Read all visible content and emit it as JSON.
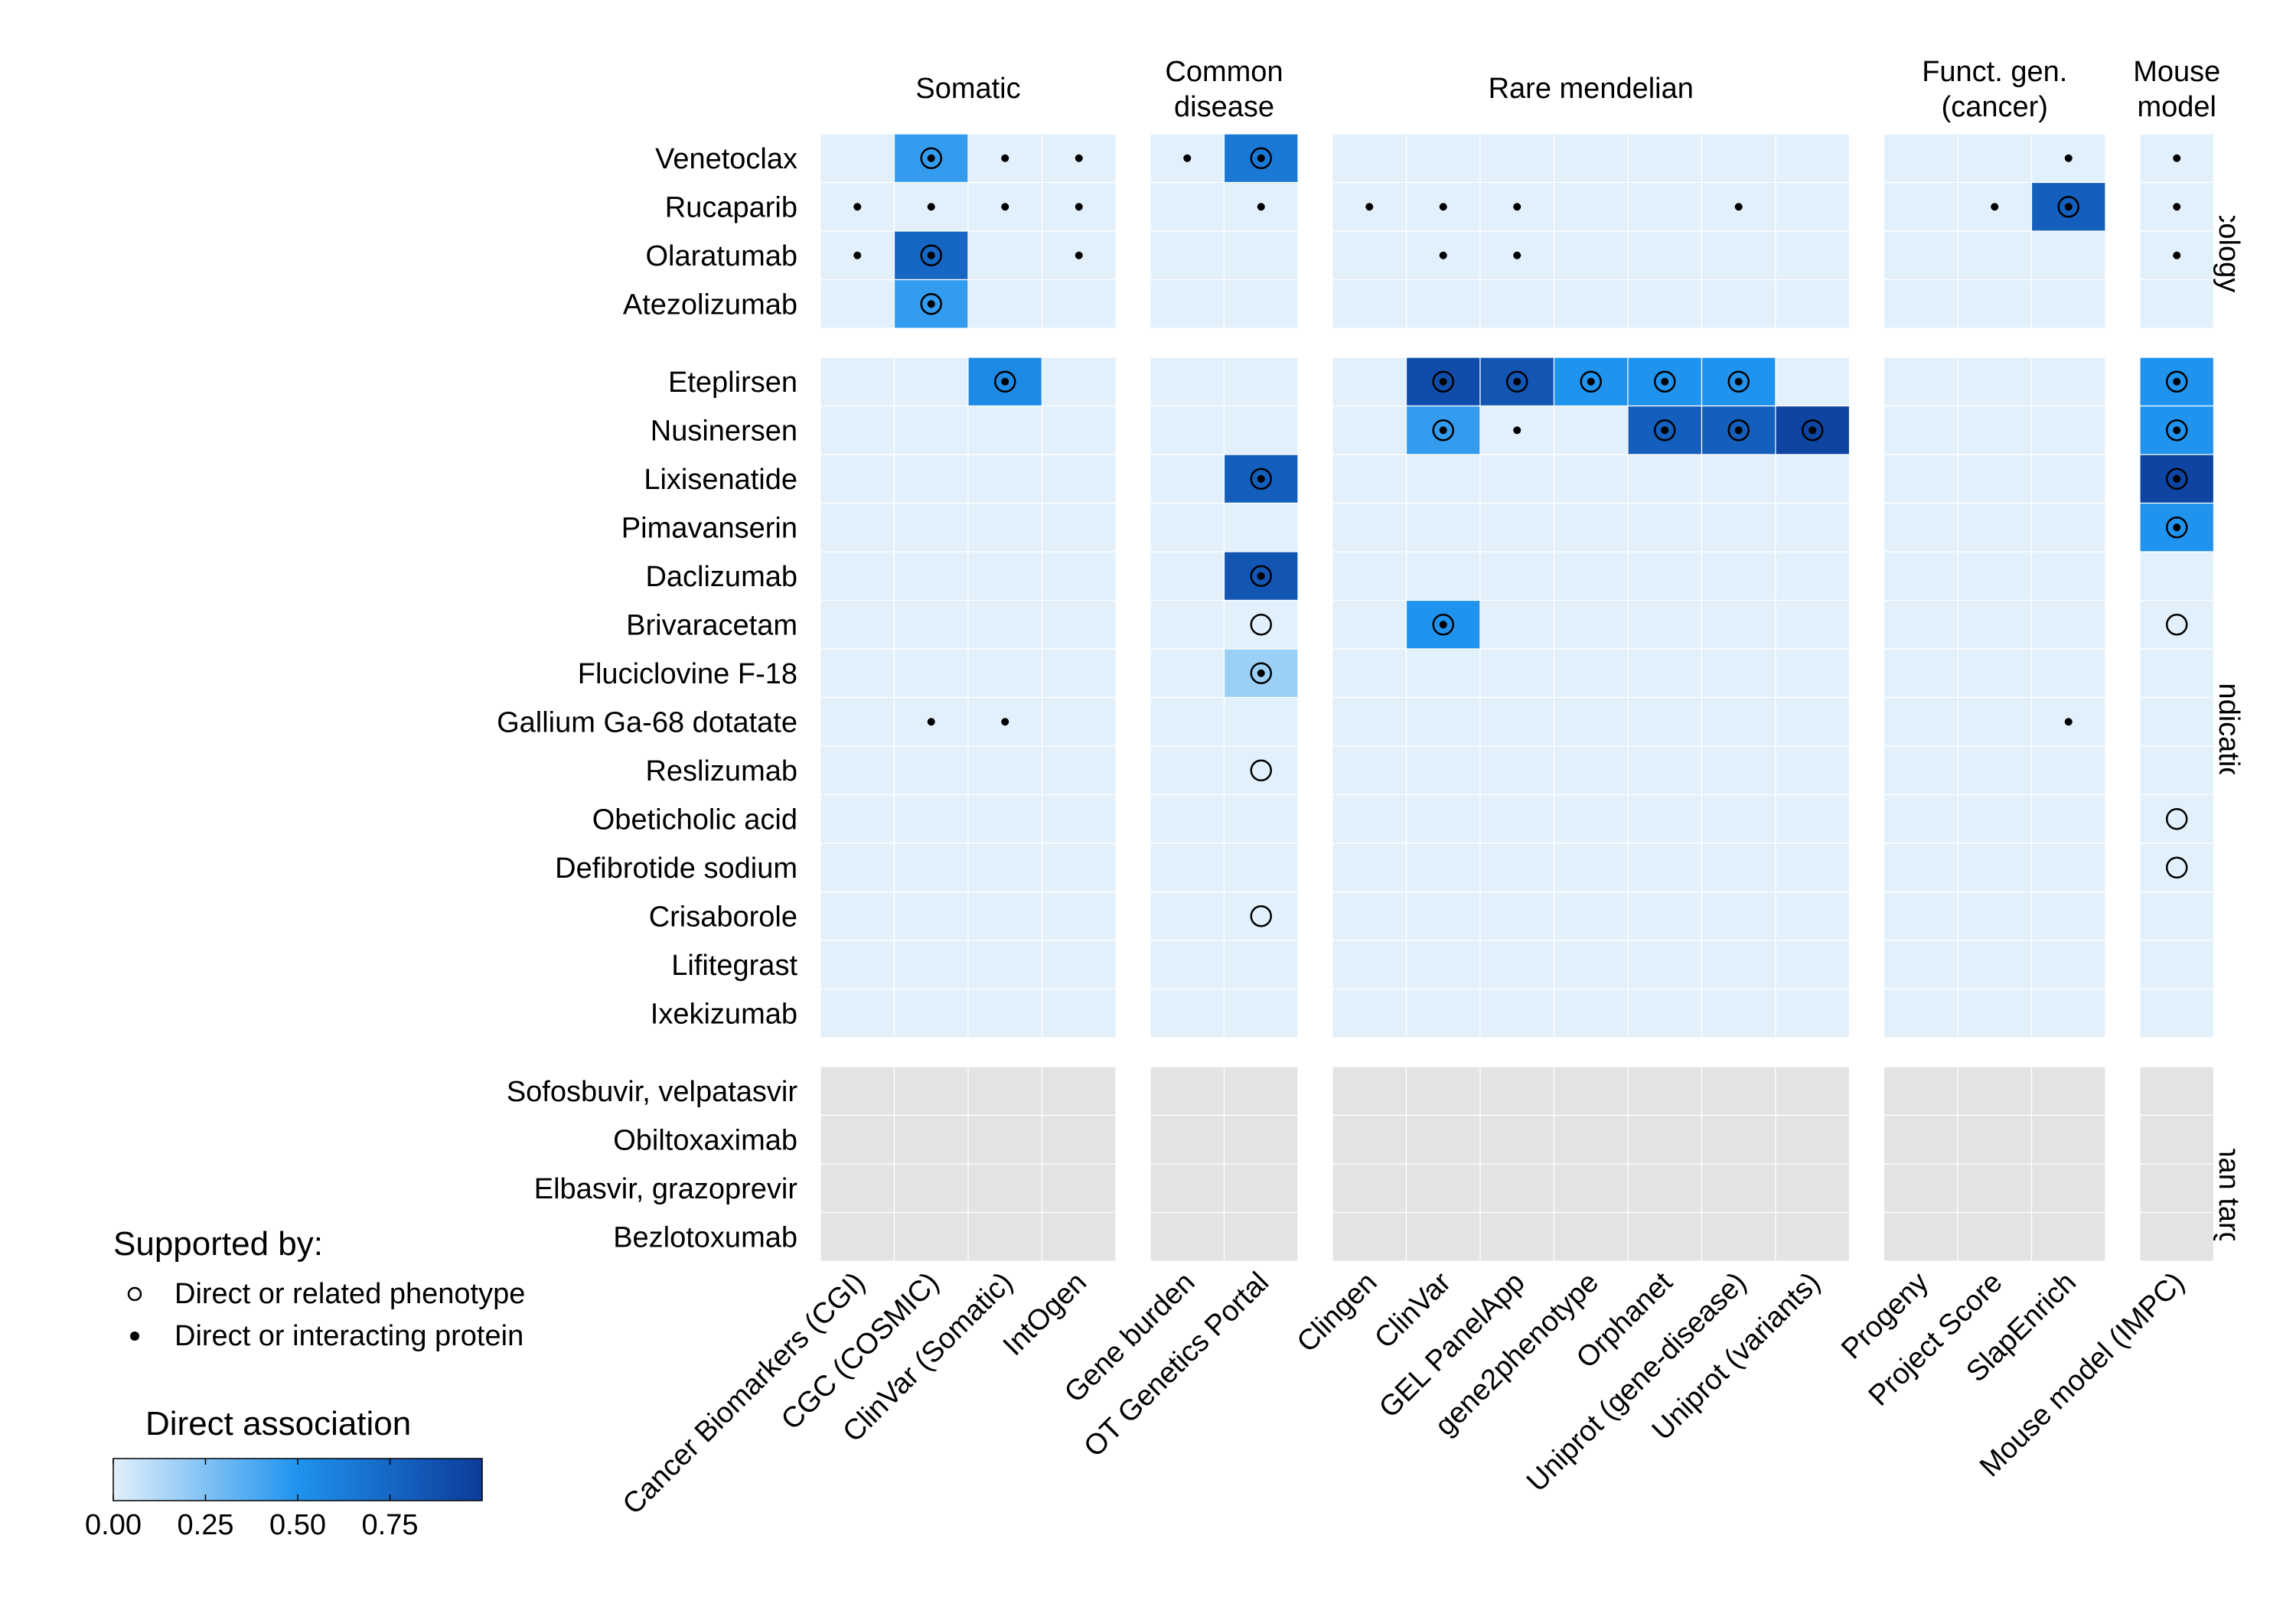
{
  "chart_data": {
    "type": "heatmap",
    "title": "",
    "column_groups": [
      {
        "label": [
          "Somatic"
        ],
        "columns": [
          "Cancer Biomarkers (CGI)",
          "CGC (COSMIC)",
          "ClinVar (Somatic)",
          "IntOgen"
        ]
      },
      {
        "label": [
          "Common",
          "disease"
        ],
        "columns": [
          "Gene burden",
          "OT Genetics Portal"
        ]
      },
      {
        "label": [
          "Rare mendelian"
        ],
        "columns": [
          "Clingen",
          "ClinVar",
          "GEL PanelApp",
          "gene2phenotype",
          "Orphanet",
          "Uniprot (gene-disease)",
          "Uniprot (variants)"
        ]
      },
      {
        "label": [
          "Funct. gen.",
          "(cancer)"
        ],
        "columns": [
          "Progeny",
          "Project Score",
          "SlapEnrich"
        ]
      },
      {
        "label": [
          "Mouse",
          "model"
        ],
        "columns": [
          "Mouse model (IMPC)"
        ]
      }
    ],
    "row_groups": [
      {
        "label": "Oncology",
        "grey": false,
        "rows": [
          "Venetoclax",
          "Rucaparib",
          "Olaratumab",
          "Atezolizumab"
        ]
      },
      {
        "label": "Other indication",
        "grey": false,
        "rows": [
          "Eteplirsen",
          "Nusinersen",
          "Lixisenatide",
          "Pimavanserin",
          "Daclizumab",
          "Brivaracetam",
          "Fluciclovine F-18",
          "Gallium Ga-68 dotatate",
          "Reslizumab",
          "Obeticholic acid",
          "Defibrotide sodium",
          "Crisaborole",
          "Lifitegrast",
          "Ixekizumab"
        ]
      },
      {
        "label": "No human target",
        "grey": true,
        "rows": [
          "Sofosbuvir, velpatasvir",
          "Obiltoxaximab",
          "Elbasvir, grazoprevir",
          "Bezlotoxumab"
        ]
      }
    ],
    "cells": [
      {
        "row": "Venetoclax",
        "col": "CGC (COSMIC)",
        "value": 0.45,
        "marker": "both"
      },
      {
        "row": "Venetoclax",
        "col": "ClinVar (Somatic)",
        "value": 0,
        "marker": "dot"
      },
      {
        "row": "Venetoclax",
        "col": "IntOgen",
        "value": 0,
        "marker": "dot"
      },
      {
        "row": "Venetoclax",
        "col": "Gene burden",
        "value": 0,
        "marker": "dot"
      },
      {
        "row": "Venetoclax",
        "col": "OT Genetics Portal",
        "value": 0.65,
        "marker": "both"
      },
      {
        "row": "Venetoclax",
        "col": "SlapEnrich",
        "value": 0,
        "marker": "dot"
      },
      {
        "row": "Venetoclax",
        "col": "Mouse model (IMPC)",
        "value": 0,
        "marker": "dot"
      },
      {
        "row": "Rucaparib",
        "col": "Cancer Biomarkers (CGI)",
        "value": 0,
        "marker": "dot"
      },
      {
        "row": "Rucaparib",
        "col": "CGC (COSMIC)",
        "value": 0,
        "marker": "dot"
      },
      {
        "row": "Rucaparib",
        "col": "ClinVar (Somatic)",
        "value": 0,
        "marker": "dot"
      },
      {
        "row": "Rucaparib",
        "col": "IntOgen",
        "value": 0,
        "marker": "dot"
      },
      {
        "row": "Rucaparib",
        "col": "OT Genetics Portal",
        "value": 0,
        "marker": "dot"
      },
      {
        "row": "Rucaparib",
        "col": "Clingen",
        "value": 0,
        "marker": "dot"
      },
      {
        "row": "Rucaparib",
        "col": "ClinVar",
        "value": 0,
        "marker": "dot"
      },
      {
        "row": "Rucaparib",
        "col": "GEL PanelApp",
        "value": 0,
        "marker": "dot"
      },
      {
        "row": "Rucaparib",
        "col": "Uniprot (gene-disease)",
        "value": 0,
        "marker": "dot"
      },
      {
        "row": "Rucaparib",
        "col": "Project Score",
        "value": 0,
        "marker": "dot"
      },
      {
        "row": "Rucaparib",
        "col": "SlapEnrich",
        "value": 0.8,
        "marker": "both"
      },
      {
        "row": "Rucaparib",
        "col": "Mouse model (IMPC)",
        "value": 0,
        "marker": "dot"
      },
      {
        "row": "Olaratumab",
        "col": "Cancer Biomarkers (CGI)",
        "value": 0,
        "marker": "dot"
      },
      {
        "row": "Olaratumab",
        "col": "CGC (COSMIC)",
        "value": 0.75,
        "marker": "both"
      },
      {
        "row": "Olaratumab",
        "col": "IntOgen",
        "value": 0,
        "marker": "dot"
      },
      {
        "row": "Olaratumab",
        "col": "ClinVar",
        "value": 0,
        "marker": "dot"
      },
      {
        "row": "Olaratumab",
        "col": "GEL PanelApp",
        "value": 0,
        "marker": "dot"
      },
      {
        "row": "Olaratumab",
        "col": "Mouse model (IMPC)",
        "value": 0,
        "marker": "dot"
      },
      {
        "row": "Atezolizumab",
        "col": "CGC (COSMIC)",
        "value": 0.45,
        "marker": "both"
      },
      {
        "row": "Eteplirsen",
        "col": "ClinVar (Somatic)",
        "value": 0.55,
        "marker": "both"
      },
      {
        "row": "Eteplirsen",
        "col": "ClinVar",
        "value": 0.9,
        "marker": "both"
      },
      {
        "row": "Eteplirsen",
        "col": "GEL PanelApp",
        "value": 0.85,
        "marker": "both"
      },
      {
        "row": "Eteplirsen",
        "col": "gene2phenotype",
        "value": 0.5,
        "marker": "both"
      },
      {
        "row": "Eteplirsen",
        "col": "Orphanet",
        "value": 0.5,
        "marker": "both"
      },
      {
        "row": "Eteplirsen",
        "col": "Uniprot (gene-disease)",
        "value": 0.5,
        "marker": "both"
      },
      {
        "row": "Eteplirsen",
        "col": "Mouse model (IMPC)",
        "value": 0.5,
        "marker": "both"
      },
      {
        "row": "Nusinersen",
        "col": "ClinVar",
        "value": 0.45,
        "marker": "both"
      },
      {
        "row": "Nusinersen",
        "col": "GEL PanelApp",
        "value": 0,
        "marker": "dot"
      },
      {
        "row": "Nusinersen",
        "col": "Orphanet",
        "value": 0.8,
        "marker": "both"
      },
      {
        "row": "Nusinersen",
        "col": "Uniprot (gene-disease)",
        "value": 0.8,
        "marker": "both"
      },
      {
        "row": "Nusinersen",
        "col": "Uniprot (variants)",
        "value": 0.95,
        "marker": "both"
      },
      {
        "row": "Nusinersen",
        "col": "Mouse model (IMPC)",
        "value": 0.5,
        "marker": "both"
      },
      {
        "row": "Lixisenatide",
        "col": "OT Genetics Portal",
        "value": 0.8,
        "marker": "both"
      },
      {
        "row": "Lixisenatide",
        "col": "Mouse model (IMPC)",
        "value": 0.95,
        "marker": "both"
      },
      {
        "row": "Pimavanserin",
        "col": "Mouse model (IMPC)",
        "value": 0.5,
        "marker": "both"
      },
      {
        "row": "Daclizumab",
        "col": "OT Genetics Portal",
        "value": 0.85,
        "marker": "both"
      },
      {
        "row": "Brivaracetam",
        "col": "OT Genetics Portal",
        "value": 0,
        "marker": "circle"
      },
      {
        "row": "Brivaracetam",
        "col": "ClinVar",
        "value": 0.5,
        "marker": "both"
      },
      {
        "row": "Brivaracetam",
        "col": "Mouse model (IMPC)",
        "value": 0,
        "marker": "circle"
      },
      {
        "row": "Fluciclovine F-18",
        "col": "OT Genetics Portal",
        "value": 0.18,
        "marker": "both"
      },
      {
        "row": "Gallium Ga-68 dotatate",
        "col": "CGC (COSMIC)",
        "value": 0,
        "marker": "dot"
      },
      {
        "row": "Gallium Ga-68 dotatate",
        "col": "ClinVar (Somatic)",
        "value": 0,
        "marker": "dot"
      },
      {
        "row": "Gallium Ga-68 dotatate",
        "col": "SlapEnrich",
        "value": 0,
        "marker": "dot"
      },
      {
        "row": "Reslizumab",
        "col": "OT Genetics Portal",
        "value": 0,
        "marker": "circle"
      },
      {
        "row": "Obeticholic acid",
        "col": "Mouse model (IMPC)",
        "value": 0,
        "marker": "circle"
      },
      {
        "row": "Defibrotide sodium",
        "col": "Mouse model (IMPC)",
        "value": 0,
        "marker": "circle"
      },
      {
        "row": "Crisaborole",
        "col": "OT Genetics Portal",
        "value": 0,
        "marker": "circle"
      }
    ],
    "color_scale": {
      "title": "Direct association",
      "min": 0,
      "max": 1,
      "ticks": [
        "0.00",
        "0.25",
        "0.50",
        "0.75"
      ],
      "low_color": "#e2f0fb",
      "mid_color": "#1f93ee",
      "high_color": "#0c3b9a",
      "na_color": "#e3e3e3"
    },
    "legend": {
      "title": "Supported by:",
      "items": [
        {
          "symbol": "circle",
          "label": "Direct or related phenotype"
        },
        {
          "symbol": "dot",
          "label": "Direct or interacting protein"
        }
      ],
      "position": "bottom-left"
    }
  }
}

- **Task brief**:
Check every line of the data above for the string "variants", and copy those that have it.

- **Answer to this problem**:
          "Uniprot (variants)"
        "col": "Uniprot (variants)",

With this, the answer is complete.